=== Exercise objective ===
For every line in the data below that contains "probability", copy the line.

=== Provided records ===
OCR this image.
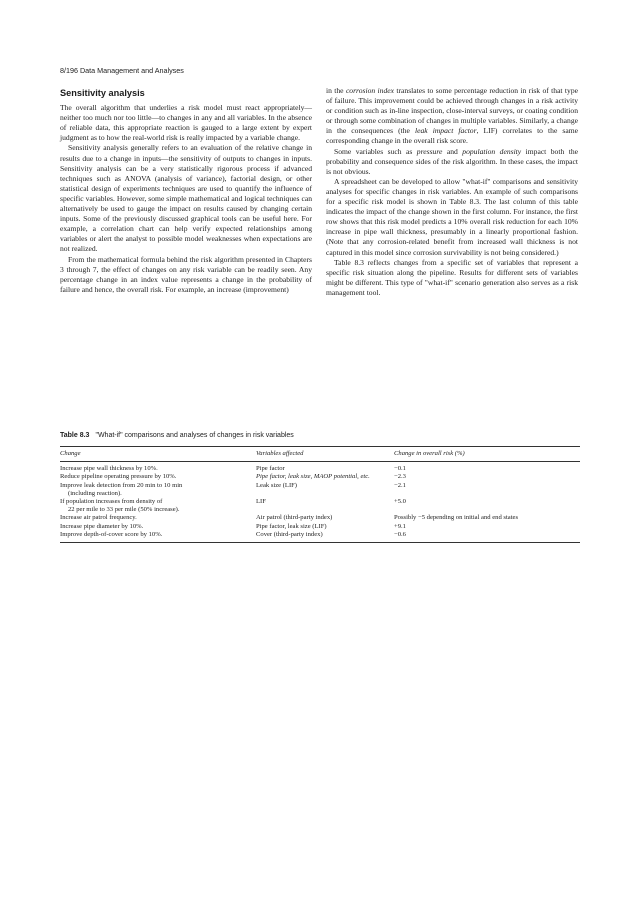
8/196 Data Management and Analyses
Sensitivity analysis

The overall algorithm that underlies a risk model must react appropriately—neither too much nor too little—to changes in any and all variables. In the absence of reliable data, this appropriate reaction is gauged to a large extent by expert judgment as to how the real-world risk is really impacted by a variable change.

Sensitivity analysis generally refers to an evaluation of the relative change in results due to a change in inputs—the sensitivity of outputs to changes in inputs. Sensitivity analysis can be a very statistically rigorous process if advanced techniques such as ANOVA (analysis of variance), factorial design, or other statistical design of experiments techniques are used to quantify the influence of specific variables. However, some simple mathematical and logical techniques can alternatively be used to gauge the impact on results caused by changing certain inputs. Some of the previously discussed graphical tools can be useful here. For example, a correlation chart can help verify expected relationships among variables or alert the analyst to possible model weaknesses when expectations are not realized.

From the mathematical formula behind the risk algorithm presented in Chapters 3 through 7, the effect of changes on any risk variable can be readily seen. Any percentage change in an index value represents a change in the probability of failure and hence, the overall risk. For example, an increase (improvement)

in the corrosion index translates to some percentage reduction in risk of that type of failure. This improvement could be achieved through changes in a risk activity or condition such as in-line inspection, close-interval surveys, or coating condition or through some combination of changes in multiple variables. Similarly, a change in the consequences (the leak impact factor, LIF) correlates to the same corresponding change in the overall risk score.

Some variables such as pressure and population density impact both the probability and consequence sides of the risk algorithm. In these cases, the impact is not obvious.

A spreadsheet can be developed to allow "what-if" comparisons and sensitivity analyses for specific changes in risk variables. An example of such comparisons for a specific risk model is shown in Table 8.3. The last column of this table indicates the impact of the change shown in the first column. For instance, the first row shows that this risk model predicts a 10% overall risk reduction for each 10% increase in pipe wall thickness, presumably in a linearly proportional fashion. (Note that any corrosion-related benefit from increased wall thickness is not captured in this model since corrosion survivability is not being considered.)

Table 8.3 reflects changes from a specific set of variables that represent a specific risk situation along the pipeline. Results for different sets of variables might be different. This type of "what-if" scenario generation also serves as a risk management tool.

Table 8.3 "What-if" comparisons and analyses of changes in risk variables
Change	Variables affected	Change in overall risk (%)
Increase pipe wall thickness by 10%.	Pipe factor	−0.1
Reduce pipeline operating pressure by 10%.	Pipe factor, leak size, MAOP potential, etc.	−2.3

Improve leak detection from 20 min to 10 min
(including reaction).	Leak size (LIF)	−2.1

If population increases from density of
22 per mile to 33 per mile (50% increase).	LIF	+5.0
Increase air patrol frequency.	Air patrol (third-party index)	Possibly −5 depending on initial and end states
Increase pipe diameter by 10%.	Pipe factor, leak size (LIF)	+9.1
Improve depth-of-cover score by 10%.	Cover (third-party index)	−0.6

=== Solved problem ===
From the mathematical formula behind the risk algorithm presented in Chapters 3 through 7, the effect of changes on any risk variable can be readily seen. Any percentage change in an index value represents a change in the probability of failure and hence, the overall risk. For example, an increase (improvement)
Some variables such as pressure and population density impact both the probability and consequence sides of the risk algorithm. In these cases, the impact is not obvious.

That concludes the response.